## EXERCISE INSTRUCTIONS
Set down the full listing exactly as given. Any pictures are to be left out.
-- -- --
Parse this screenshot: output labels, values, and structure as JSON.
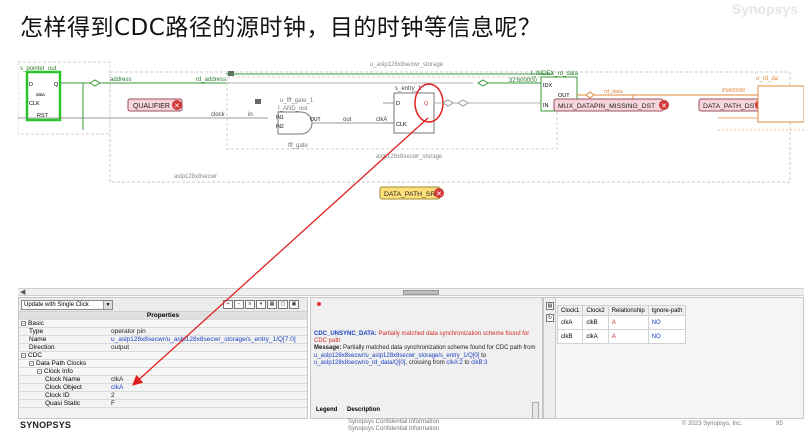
{
  "slide": {
    "title": "怎样得到CDC路径的源时钟，目的时钟等信息呢？",
    "logo_faint": "Synopsys"
  },
  "schematic": {
    "labels": {
      "top_storage": "u_aslp128x8secwr_storage",
      "s_pointer_out": "s_pointer_out",
      "d_pin": "D",
      "q_pin": "Q",
      "clk_pin": "CLK",
      "rst_pin": "RST",
      "data_pin": "data",
      "address": "address",
      "rd_address": "rd_address",
      "qualifier": "QUALIFIER",
      "clock_net": "clock",
      "in_net": "in",
      "fff_gate_1": "u_fff_gate_1",
      "i_and_out": "I_AND_out",
      "and_in1": "IN1",
      "and_in2": "IN2",
      "and_out": "OUT",
      "out_net": "out",
      "clka_net": "clkA",
      "fff_gate": "fff_gate",
      "s_entry_1": "s_entry_1",
      "s_d": "D",
      "s_q": "Q",
      "s_clk": "CLK",
      "bottom_storage": "aslp128x8secwr_storage",
      "left_storage": "aslp128x8secwr",
      "i_index": "I_INDEX_rd_data",
      "const_val": "32'b00000",
      "idx": "IDX",
      "out_pin": "OUT",
      "in_pin": "IN",
      "rd_data_net": "rd_data",
      "mux_dst": "MUX_DATAPIN_MISSING_DST",
      "data_path_dst": "DATA_PATH_DST",
      "right_const": "8'b000000",
      "o_rd_data": "o_rd_da",
      "data_path_src": "DATA_PATH_SRC"
    }
  },
  "properties": {
    "mode_select": "Update with Single Click",
    "header": "Properties",
    "rows": [
      {
        "level": 0,
        "key": "Basic",
        "value": "",
        "group": true
      },
      {
        "level": 1,
        "key": "Type",
        "value": "operator pin",
        "link": false
      },
      {
        "level": 1,
        "key": "Name",
        "value": "u_aslp128x8secwr/u_aslp128x8secwr_storage/s_entry_1/Q[7:0]",
        "link": true
      },
      {
        "level": 1,
        "key": "Direction",
        "value": "output",
        "link": false
      },
      {
        "level": 0,
        "key": "CDC",
        "value": "",
        "group": true
      },
      {
        "level": 1,
        "key": "Data Path Clocks",
        "value": "",
        "group": true
      },
      {
        "level": 2,
        "key": "Clock Info",
        "value": "",
        "group": true
      },
      {
        "level": 3,
        "key": "Clock Name",
        "value": "clkA",
        "link": false
      },
      {
        "level": 3,
        "key": "Clock Object",
        "value": "clkA",
        "link": true
      },
      {
        "level": 3,
        "key": "Clock ID",
        "value": "2",
        "link": false
      },
      {
        "level": 3,
        "key": "Quasi Static",
        "value": "F",
        "link": false
      }
    ]
  },
  "message": {
    "tag": "CDC_UNSYNC_DATA:",
    "tag_text": "Partially matched data synchronization scheme found for CDC path",
    "label": "Message:",
    "text_1": "Partially matched data synchronization scheme found for CDC path from",
    "src_path": "u_aslp128x8secwr/u_aslp128x8secwr_storage/s_entry_1/Q[0]",
    "text_to": "to",
    "dst_path": "u_aslp128x8secwr/o_rd_data/Q[0]",
    "text_crossing": ", crossing from",
    "from_clk": "clkA:2",
    "text_to2": "to",
    "to_clk": "clkB:3",
    "legend_col1": "Legend",
    "legend_col2": "Description"
  },
  "clock_table": {
    "headers": [
      "Clock1",
      "Clock2",
      "Relationship",
      "Ignore-path"
    ],
    "rows": [
      [
        "clkA",
        "clkB",
        "A",
        "NO"
      ],
      [
        "clkB",
        "clkA",
        "A",
        "NO"
      ]
    ]
  },
  "footer": {
    "logo": "SYNOPSYS",
    "confidential_1": "Synopsys Confidential Information",
    "confidential_2": "Synopsys Confidential Information",
    "copyright": "© 2023 Synopsys, Inc.",
    "page": "95"
  },
  "colors": {
    "green_ff": "#2bc52b",
    "wire_green": "#3a9a3a",
    "wire_orange": "#e0883a",
    "box_pink": "#f6d6dc",
    "box_yellow": "#fde07a",
    "badge_red": "#d23a3a",
    "arrow_red": "#e02020"
  }
}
-- -- --
## TASK SOLUTION
Parse this screenshot: output labels, values, and structure as JSON.
{
  "slide": {
    "title": "怎样得到CDC路径的源时钟，目的时钟等信息呢？",
    "logo_faint": "Synopsys"
  },
  "schematic": {
    "labels": {
      "top_storage": "u_aslp128x8secwr_storage",
      "s_pointer_out": "s_pointer_out",
      "d_pin": "D",
      "q_pin": "Q",
      "clk_pin": "CLK",
      "rst_pin": "RST",
      "data_pin": "data",
      "address": "address",
      "rd_address": "rd_address",
      "qualifier": "QUALIFIER",
      "clock_net": "clock",
      "in_net": "in",
      "fff_gate_1": "u_fff_gate_1",
      "i_and_out": "I_AND_out",
      "and_in1": "IN1",
      "and_in2": "IN2",
      "and_out": "OUT",
      "out_net": "out",
      "clka_net": "clkA",
      "fff_gate": "fff_gate",
      "s_entry_1": "s_entry_1",
      "s_d": "D",
      "s_q": "Q",
      "s_clk": "CLK",
      "bottom_storage": "aslp128x8secwr_storage",
      "left_storage": "aslp128x8secwr",
      "i_index": "I_INDEX_rd_data",
      "const_val": "32'b00000",
      "idx": "IDX",
      "out_pin": "OUT",
      "in_pin": "IN",
      "rd_data_net": "rd_data",
      "mux_dst": "MUX_DATAPIN_MISSING_DST",
      "data_path_dst": "DATA_PATH_DST",
      "right_const": "8'b000000",
      "o_rd_data": "o_rd_da",
      "data_path_src": "DATA_PATH_SRC"
    }
  },
  "properties": {
    "mode_select": "Update with Single Click",
    "header": "Properties",
    "rows": [
      {
        "level": 0,
        "key": "Basic",
        "value": "",
        "group": true
      },
      {
        "level": 1,
        "key": "Type",
        "value": "operator pin",
        "link": false
      },
      {
        "level": 1,
        "key": "Name",
        "value": "u_aslp128x8secwr/u_aslp128x8secwr_storage/s_entry_1/Q[7:0]",
        "link": true
      },
      {
        "level": 1,
        "key": "Direction",
        "value": "output",
        "link": false
      },
      {
        "level": 0,
        "key": "CDC",
        "value": "",
        "group": true
      },
      {
        "level": 1,
        "key": "Data Path Clocks",
        "value": "",
        "group": true
      },
      {
        "level": 2,
        "key": "Clock Info",
        "value": "",
        "group": true
      },
      {
        "level": 3,
        "key": "Clock Name",
        "value": "clkA",
        "link": false
      },
      {
        "level": 3,
        "key": "Clock Object",
        "value": "clkA",
        "link": true
      },
      {
        "level": 3,
        "key": "Clock ID",
        "value": "2",
        "link": false
      },
      {
        "level": 3,
        "key": "Quasi Static",
        "value": "F",
        "link": false
      }
    ]
  },
  "message": {
    "tag": "CDC_UNSYNC_DATA:",
    "tag_text": "Partially matched data synchronization scheme found for CDC path",
    "label": "Message:",
    "text_1": "Partially matched data synchronization scheme found for CDC path from",
    "src_path": "u_aslp128x8secwr/u_aslp128x8secwr_storage/s_entry_1/Q[0]",
    "text_to": "to",
    "dst_path": "u_aslp128x8secwr/o_rd_data/Q[0]",
    "text_crossing": ", crossing from",
    "from_clk": "clkA:2",
    "text_to2": "to",
    "to_clk": "clkB:3",
    "legend_col1": "Legend",
    "legend_col2": "Description"
  },
  "clock_table": {
    "headers": [
      "Clock1",
      "Clock2",
      "Relationship",
      "Ignore-path"
    ],
    "rows": [
      [
        "clkA",
        "clkB",
        "A",
        "NO"
      ],
      [
        "clkB",
        "clkA",
        "A",
        "NO"
      ]
    ]
  },
  "footer": {
    "logo": "SYNOPSYS",
    "confidential_1": "Synopsys Confidential Information",
    "confidential_2": "Synopsys Confidential Information",
    "copyright": "© 2023 Synopsys, Inc.",
    "page": "95"
  },
  "colors": {
    "green_ff": "#2bc52b",
    "wire_green": "#3a9a3a",
    "wire_orange": "#e0883a",
    "box_pink": "#f6d6dc",
    "box_yellow": "#fde07a",
    "badge_red": "#d23a3a",
    "arrow_red": "#e02020"
  }
}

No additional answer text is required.